Short problem
Every line that contains the word "MELAMINA" should be copied.

Supplied data
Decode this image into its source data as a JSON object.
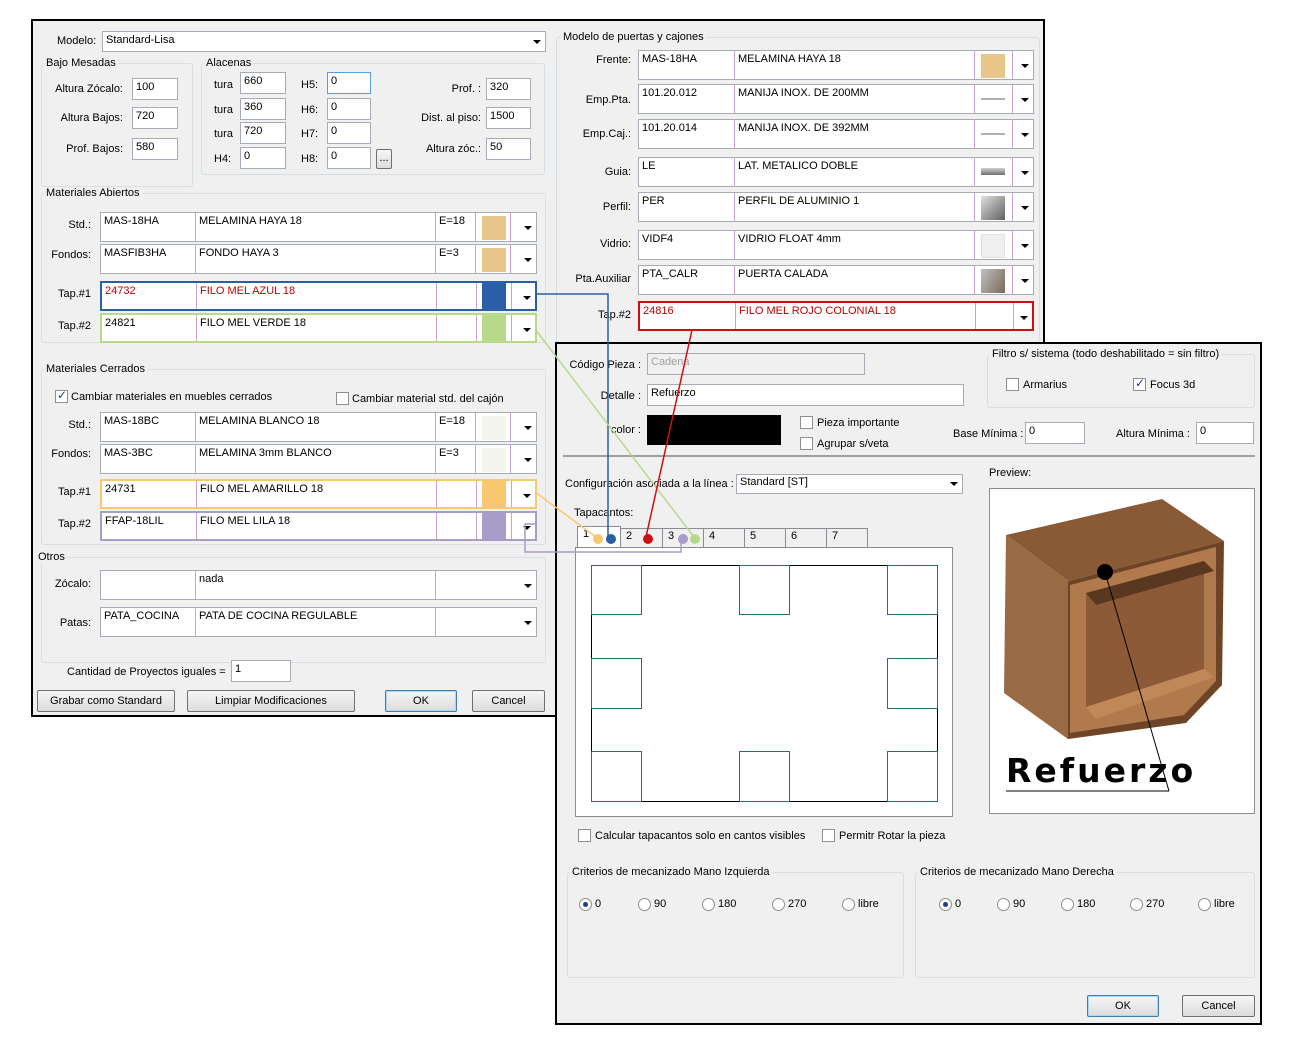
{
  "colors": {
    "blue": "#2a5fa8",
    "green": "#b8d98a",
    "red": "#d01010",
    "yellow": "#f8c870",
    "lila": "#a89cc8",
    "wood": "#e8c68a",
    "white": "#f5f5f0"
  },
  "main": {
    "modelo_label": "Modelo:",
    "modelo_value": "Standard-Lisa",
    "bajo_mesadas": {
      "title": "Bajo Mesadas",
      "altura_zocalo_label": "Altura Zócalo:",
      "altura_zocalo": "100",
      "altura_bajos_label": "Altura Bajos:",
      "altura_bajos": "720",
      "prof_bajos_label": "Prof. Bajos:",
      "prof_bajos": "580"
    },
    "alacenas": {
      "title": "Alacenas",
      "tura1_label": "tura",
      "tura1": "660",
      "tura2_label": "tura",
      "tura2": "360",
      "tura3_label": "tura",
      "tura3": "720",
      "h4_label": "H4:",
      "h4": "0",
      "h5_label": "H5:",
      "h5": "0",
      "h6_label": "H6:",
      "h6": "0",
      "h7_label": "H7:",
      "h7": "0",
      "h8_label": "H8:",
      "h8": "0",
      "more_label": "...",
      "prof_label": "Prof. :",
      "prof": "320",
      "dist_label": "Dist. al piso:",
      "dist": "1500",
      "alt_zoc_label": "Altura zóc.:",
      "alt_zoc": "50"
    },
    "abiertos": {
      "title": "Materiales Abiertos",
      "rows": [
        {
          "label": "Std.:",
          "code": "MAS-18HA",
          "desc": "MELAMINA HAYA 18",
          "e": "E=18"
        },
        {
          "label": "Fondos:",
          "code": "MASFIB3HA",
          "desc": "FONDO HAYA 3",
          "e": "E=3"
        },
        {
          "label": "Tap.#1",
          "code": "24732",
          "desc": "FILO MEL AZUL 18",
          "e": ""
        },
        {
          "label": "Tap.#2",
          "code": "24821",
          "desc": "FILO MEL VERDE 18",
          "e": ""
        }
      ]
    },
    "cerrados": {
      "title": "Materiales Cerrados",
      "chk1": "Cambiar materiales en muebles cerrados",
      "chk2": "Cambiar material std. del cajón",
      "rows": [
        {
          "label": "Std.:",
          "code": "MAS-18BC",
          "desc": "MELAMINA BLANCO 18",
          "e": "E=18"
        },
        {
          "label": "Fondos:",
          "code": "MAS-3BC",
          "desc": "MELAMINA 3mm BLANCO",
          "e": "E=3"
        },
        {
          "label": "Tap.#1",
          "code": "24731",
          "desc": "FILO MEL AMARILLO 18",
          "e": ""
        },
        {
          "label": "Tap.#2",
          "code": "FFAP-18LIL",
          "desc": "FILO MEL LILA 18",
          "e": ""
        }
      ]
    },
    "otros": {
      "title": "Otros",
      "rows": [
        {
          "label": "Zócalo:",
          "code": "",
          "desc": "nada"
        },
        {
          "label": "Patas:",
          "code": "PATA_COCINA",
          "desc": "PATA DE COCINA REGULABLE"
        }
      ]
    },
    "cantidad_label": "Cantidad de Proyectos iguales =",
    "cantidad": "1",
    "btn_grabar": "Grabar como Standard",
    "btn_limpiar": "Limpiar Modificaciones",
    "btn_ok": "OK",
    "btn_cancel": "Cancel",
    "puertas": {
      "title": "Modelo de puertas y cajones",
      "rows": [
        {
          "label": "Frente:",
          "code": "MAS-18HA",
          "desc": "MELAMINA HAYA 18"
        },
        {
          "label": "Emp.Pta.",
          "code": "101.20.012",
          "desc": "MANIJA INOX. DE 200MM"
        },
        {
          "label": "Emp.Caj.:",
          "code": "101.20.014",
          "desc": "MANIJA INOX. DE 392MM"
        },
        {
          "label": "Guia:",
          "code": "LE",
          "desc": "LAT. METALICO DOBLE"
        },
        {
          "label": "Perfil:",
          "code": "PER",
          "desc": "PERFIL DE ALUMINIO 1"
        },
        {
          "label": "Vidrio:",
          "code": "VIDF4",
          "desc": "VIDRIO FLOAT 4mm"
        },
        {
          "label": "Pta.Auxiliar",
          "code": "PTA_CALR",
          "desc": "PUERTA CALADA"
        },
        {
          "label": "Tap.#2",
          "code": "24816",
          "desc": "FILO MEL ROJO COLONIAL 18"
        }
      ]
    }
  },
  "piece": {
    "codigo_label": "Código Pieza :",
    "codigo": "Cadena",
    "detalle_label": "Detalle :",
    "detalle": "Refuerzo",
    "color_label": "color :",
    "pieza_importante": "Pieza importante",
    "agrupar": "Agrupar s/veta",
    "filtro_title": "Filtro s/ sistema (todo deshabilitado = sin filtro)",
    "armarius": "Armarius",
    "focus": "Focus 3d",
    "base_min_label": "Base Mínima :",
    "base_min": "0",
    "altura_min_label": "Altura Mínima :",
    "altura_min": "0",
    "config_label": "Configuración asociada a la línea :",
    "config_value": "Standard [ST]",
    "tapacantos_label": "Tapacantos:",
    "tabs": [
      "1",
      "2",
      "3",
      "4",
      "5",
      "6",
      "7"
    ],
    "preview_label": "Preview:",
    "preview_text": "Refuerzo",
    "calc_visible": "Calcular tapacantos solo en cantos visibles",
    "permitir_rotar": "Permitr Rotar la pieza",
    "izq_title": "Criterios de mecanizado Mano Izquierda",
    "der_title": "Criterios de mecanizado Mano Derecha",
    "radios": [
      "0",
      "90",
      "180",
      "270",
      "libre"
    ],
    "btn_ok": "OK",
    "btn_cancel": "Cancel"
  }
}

Solution to this problem
          "desc": "MELAMINA HAYA 18",
          "desc": "MELAMINA BLANCO 18",
          "desc": "MELAMINA 3mm BLANCO",
          "desc": "MELAMINA HAYA 18"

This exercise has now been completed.